„Mich stören die vielen Fake News“

Michael Voß ist beim Radiosender MDR Aktuell für Themen aus der digitalen Welt zuständig. Er diskutierte gerne auf Facebook, verließ das Netzwerk aber, weil ihn die Debattenkultur zunehmend störte. Wie lebt es sich nach fünf Wochen Facebook-Detox?
Von PRO
Macht Facebook-Pause: MDR-Journalist Michael Voß

pro: Am 3. Januar haben Sie sich von Facebook verabschiedet und geschrieben: „Was ich mache, muss mir auch Spaß bringen.“ Wieso macht Facebook keinen Spaß mehr?

Michael Voß: Ich diskutiere gern, aber oft glitten Facebook-Diskussionen auf ein Niveau herab, das mir nicht mehr gefiel. Einer der häufigsten Vorwürfe gegen mich war, ich wisse nicht, wie Journalismus funktioniere. Menschen, die vermutlich wenig Erfahrung im Journalismus haben, erklärten mir dann, wie ich meinen Beruf zu machen habe. Tipps nehme ich gern entgegen. Doch darum ging es selten. Meistens waren es heftige Vorwürfe. Was mich schockierte: Auch Mitchristen waren darunter.

Bei welchen Themen ging es besonders heiß her?

Das war nicht auf bestimmte Themen beschränkt. Ich gebe zu, dass ich eine etwas penetrante Art habe, nachzufragen. Wenn einfach Behauptungen ohne Belege in den Raum gestellt werden, hake ich immer nach. Das bringt die Diskussionspartner dann irgendwann zur Weißglut. Statt darauf einzugehen, läuft es meist auf einen weiteren Vorwurf hinaus: Du bist Journalist, deswegen sagst du eben die Unwahrheit, schließlich ist ja alles vorgegeben, was du zu sagen hast.

Weil „alle Journalisten lügen“ und vom „Merkelsystem“ gesteuert werden?

Ich frage mich immer, von wem ich gesteuert werde. Ich arbeite in einer öffentlich-rechtlichen Anstalt, die drei Bundesländer abdeckt: Thüringen, Sachsen und Sachsen-Anhalt. Eines wurde bis vor Kurzem von einem linken Ministerpräsidenten regiert, die anderen beiden von CDU-geführten Koalitionen. Die Bundesregierung ist eine schwarz-rote Koalition. Wer von denen soll meine Kollegen und mich denn steuern? Wenn sich Politiker schon nicht auf eine Linie einigen können, wie wollen sie dann entscheiden, was sie uns vorzugeben haben? Das frage ich dann immer.

* _Eingabe zur Aufgabe_
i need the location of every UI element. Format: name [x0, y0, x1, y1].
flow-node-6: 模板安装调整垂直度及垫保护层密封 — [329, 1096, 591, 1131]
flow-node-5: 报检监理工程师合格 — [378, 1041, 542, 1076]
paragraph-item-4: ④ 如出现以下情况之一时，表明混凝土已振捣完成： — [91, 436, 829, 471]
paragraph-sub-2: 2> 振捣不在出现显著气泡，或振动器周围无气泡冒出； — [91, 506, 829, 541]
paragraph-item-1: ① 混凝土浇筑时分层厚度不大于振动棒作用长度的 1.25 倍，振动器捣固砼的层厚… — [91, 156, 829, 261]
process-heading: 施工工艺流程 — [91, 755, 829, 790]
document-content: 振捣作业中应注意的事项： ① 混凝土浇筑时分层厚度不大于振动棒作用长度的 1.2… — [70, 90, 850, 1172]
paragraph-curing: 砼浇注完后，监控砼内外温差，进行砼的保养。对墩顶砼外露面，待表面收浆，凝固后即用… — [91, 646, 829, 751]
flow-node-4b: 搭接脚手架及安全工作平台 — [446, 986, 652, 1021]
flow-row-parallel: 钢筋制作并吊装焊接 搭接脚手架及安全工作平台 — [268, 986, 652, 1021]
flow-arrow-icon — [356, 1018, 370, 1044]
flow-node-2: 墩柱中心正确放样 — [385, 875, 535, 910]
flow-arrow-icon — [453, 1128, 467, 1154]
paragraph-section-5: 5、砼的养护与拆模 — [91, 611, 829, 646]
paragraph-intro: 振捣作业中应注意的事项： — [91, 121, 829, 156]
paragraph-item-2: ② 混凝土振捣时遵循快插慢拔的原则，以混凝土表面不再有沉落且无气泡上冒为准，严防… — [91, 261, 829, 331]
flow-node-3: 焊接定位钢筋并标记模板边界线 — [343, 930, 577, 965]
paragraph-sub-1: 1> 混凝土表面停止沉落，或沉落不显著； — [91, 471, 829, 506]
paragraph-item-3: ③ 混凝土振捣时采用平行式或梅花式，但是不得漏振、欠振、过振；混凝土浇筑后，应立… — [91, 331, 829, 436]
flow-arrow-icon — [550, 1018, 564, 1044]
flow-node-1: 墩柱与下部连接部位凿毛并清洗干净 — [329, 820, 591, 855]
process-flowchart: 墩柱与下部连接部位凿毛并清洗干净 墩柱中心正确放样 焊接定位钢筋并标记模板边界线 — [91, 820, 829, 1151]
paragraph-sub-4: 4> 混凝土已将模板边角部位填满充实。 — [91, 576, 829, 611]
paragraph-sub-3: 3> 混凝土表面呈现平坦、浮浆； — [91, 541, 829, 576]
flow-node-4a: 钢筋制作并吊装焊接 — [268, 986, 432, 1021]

* _Gestellte Aufgabe 1_
Stelle die Zeilen vom Anfang bis einschließlich der Zeile mit „flow-row-parallel: 钢筋制作并吊装焊接 搭接脚手架及安全工作平台“ als Markdown-Tabelle mit den Spalten „Nr.“ und „Inhalt“ dar. Leerzeilen lässt du dabei weg.
* _Gestellte Aufgabe 2_
Führe das Interview mit Michael Voß über seinen Abschied von Facebook im selben Stil weiter, beginnend nach seiner letzten Antwort.

* _Erwartete Antwort 1_
| Nr. | Inhalt |
|---|---|
| 1 | i need the location of every UI element. Format: name [x0, y0, x1, y1]. |
| 2 | flow-node-6: 模板安装调整垂直度及垫保护层密封 — [329, 1096, 591, 1131] |
| 3 | flow-node-5: 报检监理工程师合格 — [378, 1041, 542, 1076] |
| 4 | paragraph-item-4: ④ 如出现以下情况之一时，表明混凝土已振捣完成： — [91, 436, 829, 471] |
| 5 | paragraph-sub-2: 2> 振捣不在出现显著气泡，或振动器周围无气泡冒出； — [91, 506, 829, 541] |
| 6 | paragraph-item-1: ① 混凝土浇筑时分层厚度不大于振动棒作用长度的 1.25 倍，振动器捣固砼的层厚… — [91, 156, 829, 261] |
| 7 | process-heading: 施工工艺流程 — [91, 755, 829, 790] |
| 8 | document-content: 振捣作业中应注意的事项： ① 混凝土浇筑时分层厚度不大于振动棒作用长度的 1.2… — [70, 90, 850, 1172] |
| 9 | paragraph-curing: 砼浇注完后，监控砼内外温差，进行砼的保养。对墩顶砼外露面，待表面收浆，凝固后即用… — [91, 646, 829, 751] |
| 10 | flow-node-4b: 搭接脚手架及安全工作平台 — [446, 986, 652, 1021] |
| 11 | flow-row-parallel: 钢筋制作并吊装焊接 搭接脚手架及安全工作平台 — [268, 986, 652, 1021] |

* _Erwartete Antwort 2_
Nichts kann das echte Gespräch ersetzen

Und was antworten Ihre Gesprächspartner?

Darauf habe ich noch nie eine Antwort bekommen – wie auch? Ich weise meist darauf hin, dass mir keine Anweisungen bekannt sind. Ich arbeite im MDR teilweise als Chef vom Dienst, stelle also auch Sendungen zusammen. In unserer Redaktion treffen wir uns in der Morgenrunde und diskutierten mitunter kontrovers über die Themenlage. Wir machen sogar regelmäßig Abstimmungen, weil wir meist mehr Nachrichten haben als Kollegen, die sie bearbeiten können. Meistens ist die Chefredakteurin dabei – selbst die wird manchmal überstimmt.

Schriftliche Diskussionen wie auf Facebook schaukeln sich oft hoch. Im echten Leben geht es unaufgeregter zu. Warum?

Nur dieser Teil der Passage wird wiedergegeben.